Your goal:
Give only the number of lines in the data that contain the word "البر".

Records for processing:
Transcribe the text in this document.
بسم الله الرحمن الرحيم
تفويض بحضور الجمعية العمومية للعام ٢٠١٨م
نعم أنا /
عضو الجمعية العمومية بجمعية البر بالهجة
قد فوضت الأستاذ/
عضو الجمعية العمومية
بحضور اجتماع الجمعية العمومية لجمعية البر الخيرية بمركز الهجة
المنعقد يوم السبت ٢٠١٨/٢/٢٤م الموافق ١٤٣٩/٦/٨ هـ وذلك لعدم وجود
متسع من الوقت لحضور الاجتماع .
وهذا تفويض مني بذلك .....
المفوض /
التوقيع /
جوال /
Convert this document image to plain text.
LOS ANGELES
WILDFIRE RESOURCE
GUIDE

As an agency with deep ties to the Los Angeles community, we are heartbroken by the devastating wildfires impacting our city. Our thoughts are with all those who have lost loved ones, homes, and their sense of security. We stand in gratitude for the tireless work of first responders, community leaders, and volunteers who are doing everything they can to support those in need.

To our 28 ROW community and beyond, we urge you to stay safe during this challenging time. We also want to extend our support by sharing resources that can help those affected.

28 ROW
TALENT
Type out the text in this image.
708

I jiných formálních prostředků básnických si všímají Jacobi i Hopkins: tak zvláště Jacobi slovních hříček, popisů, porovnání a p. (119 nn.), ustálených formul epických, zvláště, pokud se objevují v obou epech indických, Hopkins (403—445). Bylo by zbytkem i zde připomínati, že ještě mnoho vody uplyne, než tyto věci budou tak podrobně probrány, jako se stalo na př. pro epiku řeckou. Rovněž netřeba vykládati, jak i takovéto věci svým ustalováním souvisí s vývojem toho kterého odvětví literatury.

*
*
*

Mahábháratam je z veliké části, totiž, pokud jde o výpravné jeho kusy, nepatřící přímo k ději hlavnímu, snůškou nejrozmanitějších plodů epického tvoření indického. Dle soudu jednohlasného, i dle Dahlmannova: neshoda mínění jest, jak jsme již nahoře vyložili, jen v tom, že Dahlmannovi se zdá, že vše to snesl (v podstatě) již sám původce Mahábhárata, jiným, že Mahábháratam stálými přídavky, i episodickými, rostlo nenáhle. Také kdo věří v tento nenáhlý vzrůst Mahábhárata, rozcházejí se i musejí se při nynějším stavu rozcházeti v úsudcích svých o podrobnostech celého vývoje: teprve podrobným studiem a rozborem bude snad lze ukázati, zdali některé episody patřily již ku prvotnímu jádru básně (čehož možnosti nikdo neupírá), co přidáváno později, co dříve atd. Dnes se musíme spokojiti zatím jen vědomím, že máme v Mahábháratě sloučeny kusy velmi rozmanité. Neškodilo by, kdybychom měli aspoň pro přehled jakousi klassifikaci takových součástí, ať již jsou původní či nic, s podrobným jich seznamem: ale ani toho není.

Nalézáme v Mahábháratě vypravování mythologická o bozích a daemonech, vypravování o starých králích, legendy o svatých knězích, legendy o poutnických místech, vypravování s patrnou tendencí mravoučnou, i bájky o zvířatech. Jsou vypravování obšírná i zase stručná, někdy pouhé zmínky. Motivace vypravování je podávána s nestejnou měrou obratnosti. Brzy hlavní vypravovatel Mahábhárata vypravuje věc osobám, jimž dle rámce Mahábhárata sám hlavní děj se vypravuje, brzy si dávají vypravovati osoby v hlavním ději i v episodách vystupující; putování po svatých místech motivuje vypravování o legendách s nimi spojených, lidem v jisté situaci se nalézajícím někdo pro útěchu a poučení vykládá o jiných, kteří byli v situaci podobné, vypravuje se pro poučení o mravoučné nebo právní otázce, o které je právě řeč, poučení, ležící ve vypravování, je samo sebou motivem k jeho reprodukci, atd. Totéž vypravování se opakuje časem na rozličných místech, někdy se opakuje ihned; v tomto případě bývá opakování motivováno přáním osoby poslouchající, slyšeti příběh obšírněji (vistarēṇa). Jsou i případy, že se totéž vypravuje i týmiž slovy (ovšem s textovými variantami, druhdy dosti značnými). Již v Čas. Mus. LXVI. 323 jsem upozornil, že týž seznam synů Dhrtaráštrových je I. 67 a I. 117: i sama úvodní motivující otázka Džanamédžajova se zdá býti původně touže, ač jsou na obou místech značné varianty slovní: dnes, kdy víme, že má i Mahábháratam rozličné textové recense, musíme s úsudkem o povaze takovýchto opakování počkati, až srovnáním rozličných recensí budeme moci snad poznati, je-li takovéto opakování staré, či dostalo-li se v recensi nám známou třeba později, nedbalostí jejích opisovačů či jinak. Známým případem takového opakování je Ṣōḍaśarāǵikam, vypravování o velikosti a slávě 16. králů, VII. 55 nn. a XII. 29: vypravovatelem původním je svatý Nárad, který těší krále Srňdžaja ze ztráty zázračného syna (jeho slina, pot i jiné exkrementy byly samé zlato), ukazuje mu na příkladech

Exercise answer:
2